#### EXERCISE AIM:
Your answer should be a single number: the count of lines holding the word "надзора".

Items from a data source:
++++++++
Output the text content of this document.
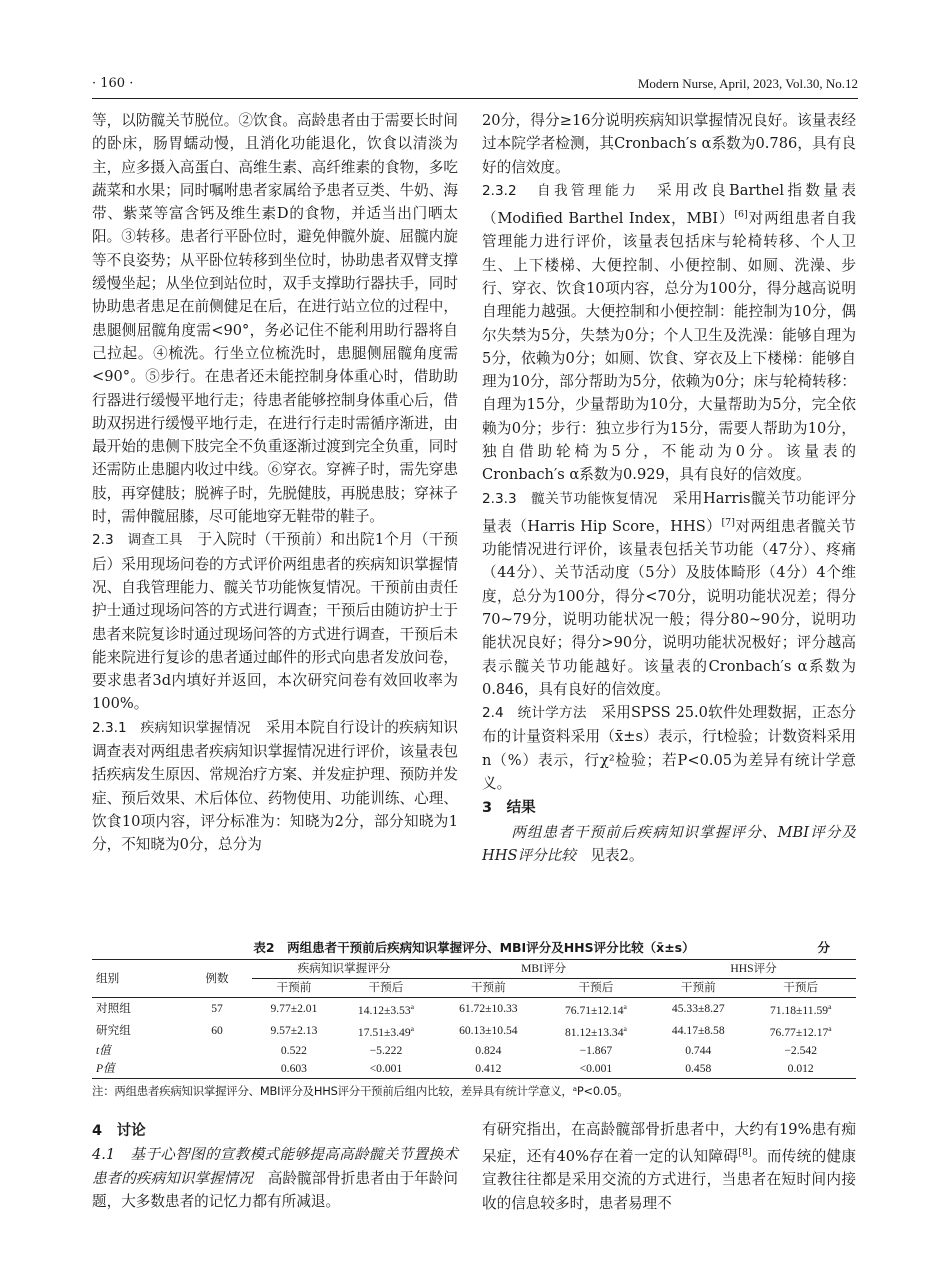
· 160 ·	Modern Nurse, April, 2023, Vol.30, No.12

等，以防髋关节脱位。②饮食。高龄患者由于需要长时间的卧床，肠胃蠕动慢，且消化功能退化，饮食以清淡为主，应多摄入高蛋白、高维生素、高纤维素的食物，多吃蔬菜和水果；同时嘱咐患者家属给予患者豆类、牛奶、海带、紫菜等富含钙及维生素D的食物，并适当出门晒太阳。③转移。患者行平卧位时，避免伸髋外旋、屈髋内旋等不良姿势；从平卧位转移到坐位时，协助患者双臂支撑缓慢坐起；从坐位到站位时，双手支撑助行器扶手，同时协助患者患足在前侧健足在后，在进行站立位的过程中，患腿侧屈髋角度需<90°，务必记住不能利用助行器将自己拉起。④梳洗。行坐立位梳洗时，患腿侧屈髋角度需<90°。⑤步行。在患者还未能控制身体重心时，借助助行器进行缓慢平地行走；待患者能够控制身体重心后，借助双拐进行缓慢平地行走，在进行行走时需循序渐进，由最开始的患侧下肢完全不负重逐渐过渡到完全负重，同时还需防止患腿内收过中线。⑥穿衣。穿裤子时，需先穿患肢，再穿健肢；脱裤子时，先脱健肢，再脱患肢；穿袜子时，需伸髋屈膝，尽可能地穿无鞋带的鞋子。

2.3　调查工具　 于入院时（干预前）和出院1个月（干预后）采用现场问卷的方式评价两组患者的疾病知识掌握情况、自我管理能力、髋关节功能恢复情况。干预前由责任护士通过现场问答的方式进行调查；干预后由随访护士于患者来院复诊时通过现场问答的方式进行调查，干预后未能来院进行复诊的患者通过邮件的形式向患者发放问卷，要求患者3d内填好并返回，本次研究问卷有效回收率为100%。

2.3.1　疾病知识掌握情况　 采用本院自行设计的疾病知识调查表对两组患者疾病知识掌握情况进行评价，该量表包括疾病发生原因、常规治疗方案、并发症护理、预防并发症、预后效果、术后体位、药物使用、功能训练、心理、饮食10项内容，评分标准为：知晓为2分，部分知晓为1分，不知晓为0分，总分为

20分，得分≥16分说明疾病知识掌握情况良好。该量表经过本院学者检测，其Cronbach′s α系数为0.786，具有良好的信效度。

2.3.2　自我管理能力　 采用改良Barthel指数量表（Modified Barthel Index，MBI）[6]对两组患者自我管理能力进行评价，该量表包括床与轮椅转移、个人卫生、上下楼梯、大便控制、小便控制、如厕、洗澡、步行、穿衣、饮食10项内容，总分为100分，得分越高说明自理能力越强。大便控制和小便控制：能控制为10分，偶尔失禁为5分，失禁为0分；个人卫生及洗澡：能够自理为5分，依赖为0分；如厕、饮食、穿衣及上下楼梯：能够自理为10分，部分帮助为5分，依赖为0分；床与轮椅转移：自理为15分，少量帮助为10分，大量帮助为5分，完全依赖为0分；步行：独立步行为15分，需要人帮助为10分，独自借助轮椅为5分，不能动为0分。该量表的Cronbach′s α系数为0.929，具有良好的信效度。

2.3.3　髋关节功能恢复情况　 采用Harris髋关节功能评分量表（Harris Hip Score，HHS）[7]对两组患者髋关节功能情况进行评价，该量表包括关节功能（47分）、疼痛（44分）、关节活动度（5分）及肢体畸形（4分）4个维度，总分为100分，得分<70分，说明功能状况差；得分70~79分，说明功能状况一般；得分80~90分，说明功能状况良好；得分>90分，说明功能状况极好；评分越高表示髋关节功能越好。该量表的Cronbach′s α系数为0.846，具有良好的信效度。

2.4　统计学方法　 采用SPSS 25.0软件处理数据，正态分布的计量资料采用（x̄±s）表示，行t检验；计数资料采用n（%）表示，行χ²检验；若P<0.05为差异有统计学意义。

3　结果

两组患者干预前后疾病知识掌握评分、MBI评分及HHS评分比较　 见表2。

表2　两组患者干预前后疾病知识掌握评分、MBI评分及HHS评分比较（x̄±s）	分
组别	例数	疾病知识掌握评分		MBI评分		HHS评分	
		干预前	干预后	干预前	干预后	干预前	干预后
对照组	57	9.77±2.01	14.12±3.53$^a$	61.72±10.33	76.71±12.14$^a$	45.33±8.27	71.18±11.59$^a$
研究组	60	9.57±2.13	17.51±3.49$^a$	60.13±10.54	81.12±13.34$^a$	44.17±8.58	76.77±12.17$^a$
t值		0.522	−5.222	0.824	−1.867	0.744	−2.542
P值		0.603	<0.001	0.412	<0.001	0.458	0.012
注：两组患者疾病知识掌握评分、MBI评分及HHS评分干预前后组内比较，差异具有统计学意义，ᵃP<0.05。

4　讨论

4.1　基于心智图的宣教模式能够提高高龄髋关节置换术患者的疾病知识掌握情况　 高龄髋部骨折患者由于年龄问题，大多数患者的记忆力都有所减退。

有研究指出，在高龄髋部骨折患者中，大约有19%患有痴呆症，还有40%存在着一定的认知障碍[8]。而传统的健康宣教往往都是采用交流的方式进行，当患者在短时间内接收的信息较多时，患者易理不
++++++++
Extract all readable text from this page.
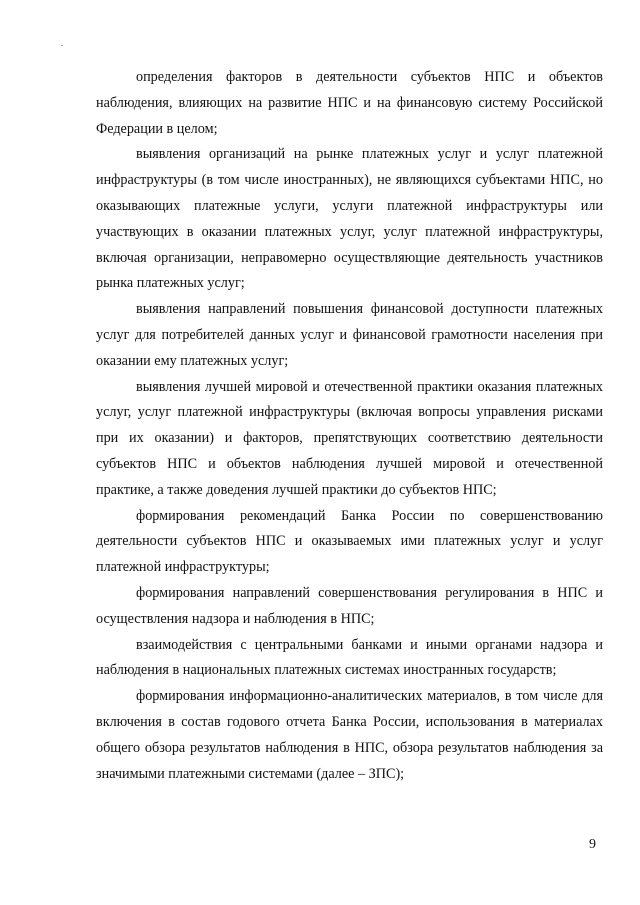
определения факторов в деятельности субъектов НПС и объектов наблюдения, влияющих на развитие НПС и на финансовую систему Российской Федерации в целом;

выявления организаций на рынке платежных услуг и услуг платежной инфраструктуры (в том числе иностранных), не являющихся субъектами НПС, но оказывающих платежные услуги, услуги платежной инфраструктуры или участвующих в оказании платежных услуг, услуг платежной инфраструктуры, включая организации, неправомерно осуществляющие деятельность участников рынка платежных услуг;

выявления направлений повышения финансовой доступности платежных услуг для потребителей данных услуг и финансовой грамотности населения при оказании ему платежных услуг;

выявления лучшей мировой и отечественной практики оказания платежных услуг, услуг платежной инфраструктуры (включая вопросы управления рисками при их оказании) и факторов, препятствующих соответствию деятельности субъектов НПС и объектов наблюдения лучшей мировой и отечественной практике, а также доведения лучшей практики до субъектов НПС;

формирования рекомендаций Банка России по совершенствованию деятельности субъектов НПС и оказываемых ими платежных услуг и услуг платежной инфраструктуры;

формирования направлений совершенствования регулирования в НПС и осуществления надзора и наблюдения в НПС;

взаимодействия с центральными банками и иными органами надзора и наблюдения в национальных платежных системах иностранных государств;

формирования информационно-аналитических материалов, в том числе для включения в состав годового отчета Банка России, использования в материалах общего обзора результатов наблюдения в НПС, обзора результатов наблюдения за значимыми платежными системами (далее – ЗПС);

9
++++++++
#### OUTPUT:
2